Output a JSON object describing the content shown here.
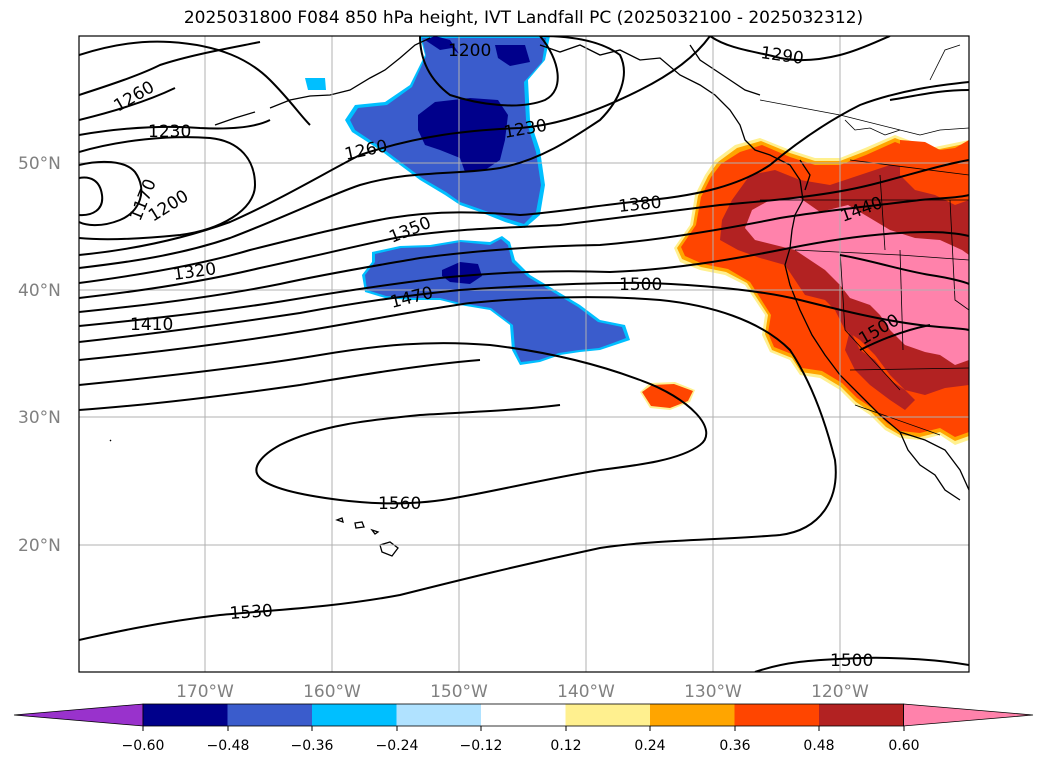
{
  "title": "2025031800 F084 850 hPa height, IVT Landfall PC (2025032100 - 2025032312)",
  "lat_labels": [
    "50°N",
    "40°N",
    "30°N",
    "20°N"
  ],
  "lon_labels": [
    "170°W",
    "160°W",
    "150°W",
    "140°W",
    "130°W",
    "120°W"
  ],
  "contour_labels": [
    "1260",
    "1230",
    "1200",
    "1290",
    "1230",
    "1260",
    "1170",
    "1200",
    "1380",
    "1440",
    "1350",
    "1320",
    "1470",
    "1500",
    "1410",
    "1500",
    "1560",
    "1530",
    "1500"
  ],
  "colorbar": {
    "colors": [
      "#9932cc",
      "#00008b",
      "#3a5ccc",
      "#00bfff",
      "#b0e2ff",
      "#ffffff",
      "#fff08f",
      "#ffa500",
      "#ff4500",
      "#b22222",
      "#ff82ab"
    ],
    "tick_labels": [
      "−0.60",
      "−0.48",
      "−0.36",
      "−0.24",
      "−0.12",
      "0.12",
      "0.24",
      "0.36",
      "0.48",
      "0.60"
    ]
  }
}
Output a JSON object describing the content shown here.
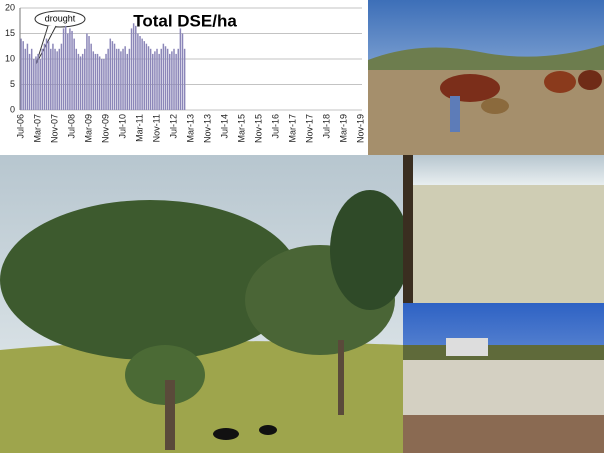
{
  "chart_data": {
    "type": "bar",
    "title": "Total DSE/ha",
    "annotation": "drought",
    "color": "#8b86b8",
    "categories": [
      "Jul-06",
      null,
      null,
      null,
      null,
      null,
      null,
      null,
      "Mar-07",
      null,
      null,
      null,
      null,
      null,
      null,
      null,
      "Nov-07",
      null,
      null,
      null,
      null,
      null,
      null,
      null,
      "Jul-08",
      null,
      null,
      null,
      null,
      null,
      null,
      null,
      "Mar-09",
      null,
      null,
      null,
      null,
      null,
      null,
      null,
      "Nov-09",
      null,
      null,
      null,
      null,
      null,
      null,
      null,
      "Jul-10",
      null,
      null,
      null,
      null,
      null,
      null,
      null,
      "Mar-11",
      null,
      null,
      null,
      null,
      null,
      null,
      null,
      "Nov-11",
      null,
      null,
      null,
      null,
      null,
      null,
      null,
      "Jul-12",
      null,
      null,
      null,
      null,
      null,
      null,
      null,
      "Mar-13",
      null,
      null,
      null,
      null,
      null,
      null,
      null,
      "Nov-13",
      null,
      null,
      null,
      null,
      null,
      null,
      null,
      "Jul-14",
      null,
      null,
      null,
      null,
      null,
      null,
      null,
      "Mar-15",
      null,
      null,
      null,
      null,
      null,
      null,
      null,
      "Nov-15",
      null,
      null,
      null,
      null,
      null,
      null,
      null,
      "Jul-16",
      null,
      null,
      null,
      null,
      null,
      null,
      null,
      "Mar-17",
      null,
      null,
      null,
      null,
      null,
      null,
      null,
      "Nov-17",
      null,
      null,
      null,
      null,
      null,
      null,
      null,
      "Jul-18",
      null,
      null,
      null,
      null,
      null,
      null,
      null,
      "Mar-19",
      null,
      null,
      null,
      null,
      null,
      null,
      null,
      "Nov-19"
    ],
    "values": [
      14,
      13.5,
      12,
      13,
      11,
      12,
      10,
      10.5,
      11,
      10,
      12,
      13,
      14,
      13.5,
      12,
      13,
      12,
      11.5,
      12,
      13,
      16,
      16.5,
      15,
      16,
      15.5,
      14,
      12,
      11,
      10.5,
      11,
      12,
      15,
      14.5,
      13,
      11.5,
      11,
      11,
      10.5,
      10,
      10,
      11,
      12,
      14,
      13.5,
      13,
      12,
      12,
      11.5,
      12,
      12.5,
      11,
      12,
      16,
      17,
      16.5,
      15,
      14.5,
      14,
      13.5,
      13,
      12.5,
      12,
      11,
      11.5,
      12,
      11,
      12,
      13,
      12.5,
      12,
      11,
      11.5,
      12,
      11,
      12,
      16,
      15,
      12,
      null,
      null,
      null,
      null,
      null,
      null,
      null,
      null,
      null,
      null,
      null,
      null,
      null,
      null,
      null,
      null,
      null,
      null,
      null,
      null,
      null,
      null,
      null,
      null,
      null,
      null,
      null,
      null,
      null,
      null,
      null,
      null,
      null,
      null,
      null,
      null,
      null,
      null,
      null,
      null,
      null,
      null,
      null,
      null,
      null,
      null,
      null,
      null,
      null,
      null,
      null,
      null,
      null,
      null,
      null,
      null,
      null,
      null,
      null,
      null,
      null,
      null,
      null,
      null,
      null,
      null,
      null,
      null,
      null,
      null,
      null,
      null,
      null,
      null,
      null,
      null,
      null,
      null,
      null,
      null,
      null,
      null,
      null
    ],
    "ylim": [
      0,
      20
    ],
    "yticks": [
      0,
      5,
      10,
      15,
      20
    ]
  }
}
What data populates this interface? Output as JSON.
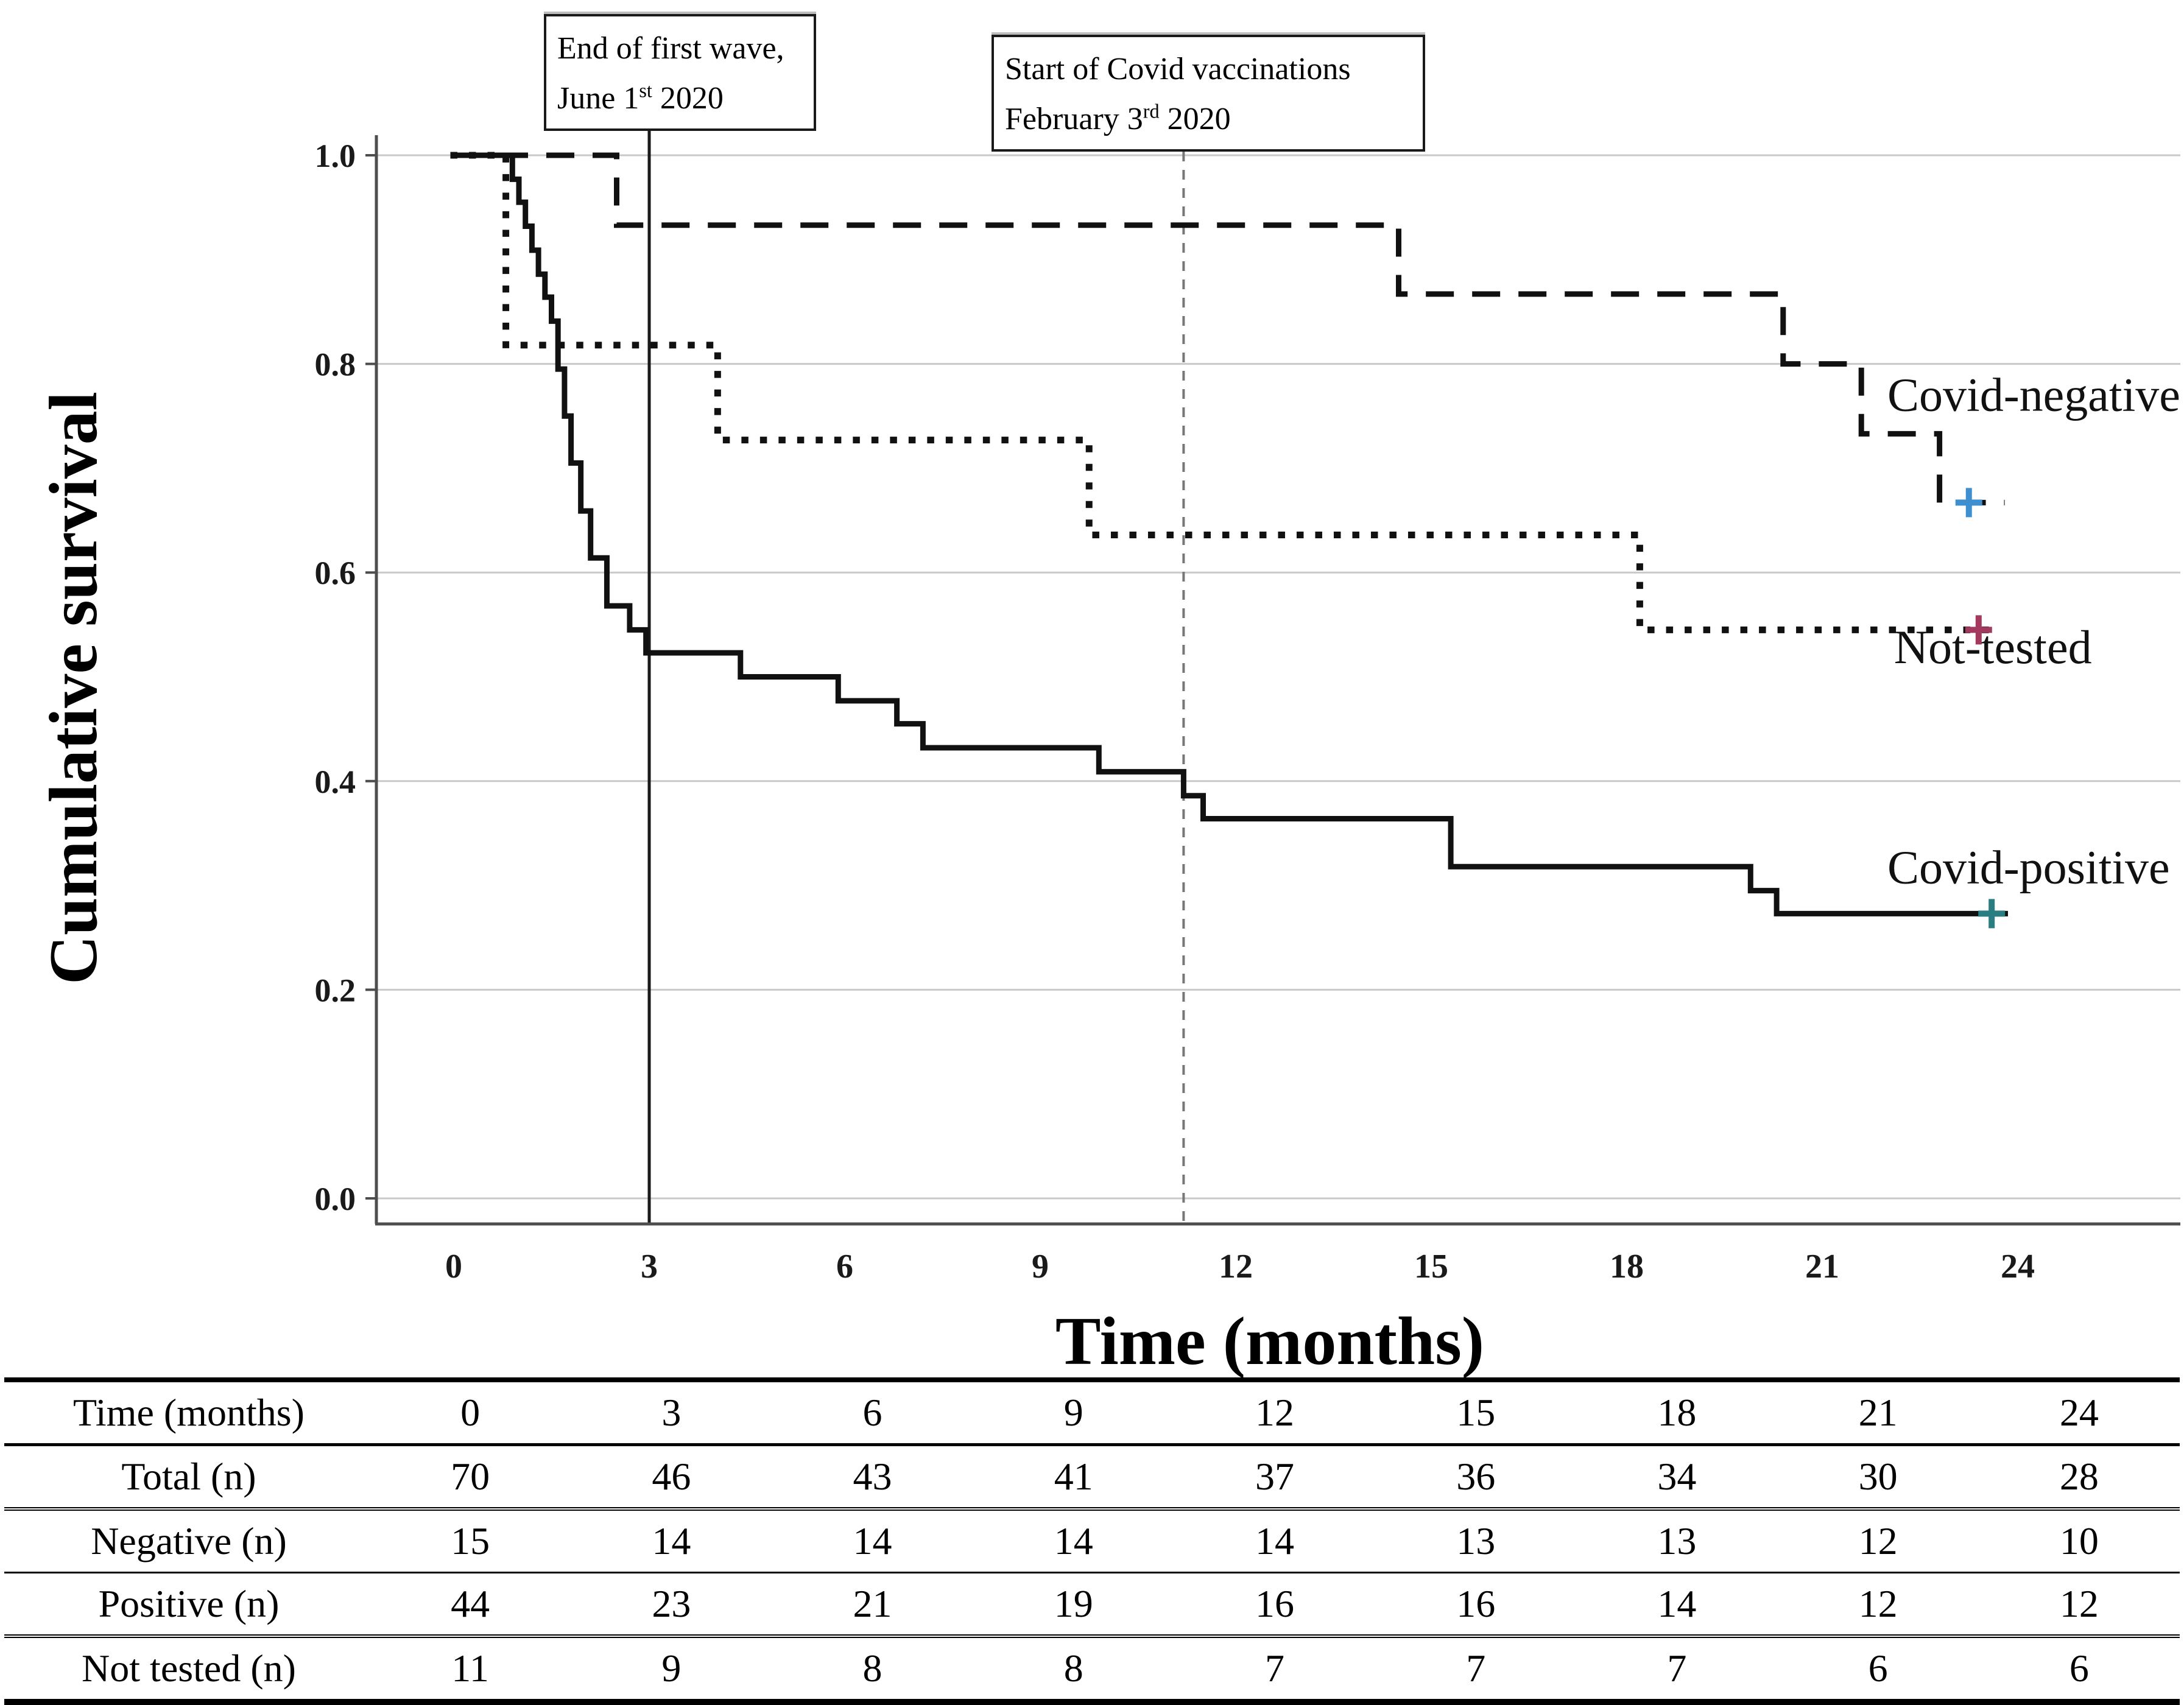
{
  "page": {
    "background": "#ffffff"
  },
  "chart_data": {
    "type": "line",
    "subtype": "kaplan-meier-step",
    "title": "",
    "xlabel": "Time (months)",
    "ylabel": "Cumulative survival",
    "xlim": [
      0,
      24
    ],
    "ylim": [
      0.0,
      1.0
    ],
    "grid": true,
    "legend_position": "labels-at-line-ends",
    "xticks": [
      "0",
      "3",
      "6",
      "9",
      "12",
      "15",
      "18",
      "21",
      "24"
    ],
    "yticks": [
      {
        "label": "1.0",
        "v": 1.0
      },
      {
        "label": "0.8",
        "v": 0.8
      },
      {
        "label": "0.6",
        "v": 0.6
      },
      {
        "label": "0.4",
        "v": 0.4
      },
      {
        "label": "0.2",
        "v": 0.2
      },
      {
        "label": "0.0",
        "v": 0.0
      }
    ],
    "series": [
      {
        "name": "Covid-negative",
        "line_style": "dashed",
        "color": "#111111",
        "steps": [
          [
            0,
            1.0
          ],
          [
            2.5,
            0.933
          ],
          [
            14.5,
            0.867
          ],
          [
            20.4,
            0.8
          ],
          [
            21.6,
            0.733
          ],
          [
            22.8,
            0.667
          ]
        ],
        "line_end_x": 23.8,
        "censor_mark": {
          "x": 23.25,
          "y": 0.667,
          "color": "#3e8fd0",
          "shape": "plus"
        },
        "label_pos": {
          "x": 22.0,
          "y": 0.755
        }
      },
      {
        "name": "Not-tested",
        "line_style": "dotted",
        "color": "#111111",
        "steps": [
          [
            0,
            1.0
          ],
          [
            0.8,
            0.818
          ],
          [
            4.05,
            0.727
          ],
          [
            9.75,
            0.636
          ],
          [
            18.2,
            0.545
          ]
        ],
        "line_end_x": 23.75,
        "censor_mark": {
          "x": 23.4,
          "y": 0.545,
          "color": "#a23a60",
          "shape": "plus"
        },
        "label_pos": {
          "x": 22.1,
          "y": 0.513
        }
      },
      {
        "name": "Covid-positive",
        "line_style": "solid",
        "color": "#111111",
        "steps": [
          [
            0,
            1.0
          ],
          [
            0.9,
            0.977
          ],
          [
            1.0,
            0.955
          ],
          [
            1.1,
            0.932
          ],
          [
            1.2,
            0.909
          ],
          [
            1.3,
            0.886
          ],
          [
            1.4,
            0.864
          ],
          [
            1.5,
            0.841
          ],
          [
            1.6,
            0.795
          ],
          [
            1.7,
            0.75
          ],
          [
            1.8,
            0.705
          ],
          [
            1.95,
            0.659
          ],
          [
            2.1,
            0.614
          ],
          [
            2.35,
            0.568
          ],
          [
            2.7,
            0.545
          ],
          [
            2.95,
            0.523
          ],
          [
            4.4,
            0.5
          ],
          [
            5.9,
            0.477
          ],
          [
            6.8,
            0.455
          ],
          [
            7.2,
            0.432
          ],
          [
            9.9,
            0.409
          ],
          [
            11.2,
            0.386
          ],
          [
            11.5,
            0.364
          ],
          [
            15.3,
            0.318
          ],
          [
            19.9,
            0.295
          ],
          [
            20.3,
            0.273
          ]
        ],
        "line_end_x": 23.85,
        "censor_mark": {
          "x": 23.6,
          "y": 0.273,
          "color": "#2a7d80",
          "shape": "plus"
        },
        "label_pos": {
          "x": 22.0,
          "y": 0.302
        }
      }
    ],
    "reference_lines": [
      {
        "x": 3,
        "style": "solid",
        "color": "#1a1a1a",
        "label": "End of first wave, June 1st 2020"
      },
      {
        "x": 11.2,
        "style": "dashed",
        "color": "#777777",
        "label": "Start of Covid vaccinations February 3rd 2020"
      }
    ],
    "annotations": [
      {
        "line1": "End of first wave,",
        "line2_pre": "June 1",
        "line2_sup": "st",
        "line2_post": " 2020"
      },
      {
        "line1": "Start of Covid vaccinations",
        "line2_pre": "February 3",
        "line2_sup": "rd",
        "line2_post": " 2020"
      }
    ]
  },
  "risk_table": {
    "rows": [
      {
        "label": "Time (months)",
        "values": [
          "0",
          "3",
          "6",
          "9",
          "12",
          "15",
          "18",
          "21",
          "24"
        ]
      },
      {
        "label": "Total (n)",
        "values": [
          "70",
          "46",
          "43",
          "41",
          "37",
          "36",
          "34",
          "30",
          "28"
        ]
      },
      {
        "label": "Negative (n)",
        "values": [
          "15",
          "14",
          "14",
          "14",
          "14",
          "13",
          "13",
          "12",
          "10"
        ]
      },
      {
        "label": "Positive (n)",
        "values": [
          "44",
          "23",
          "21",
          "19",
          "16",
          "16",
          "14",
          "12",
          "12"
        ]
      },
      {
        "label": "Not tested (n)",
        "values": [
          "11",
          "9",
          "8",
          "8",
          "7",
          "7",
          "7",
          "6",
          "6"
        ]
      }
    ]
  }
}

·····

Short problem: Say how many lines in the entries contain the string "first", and say nothing else.

Final result: 2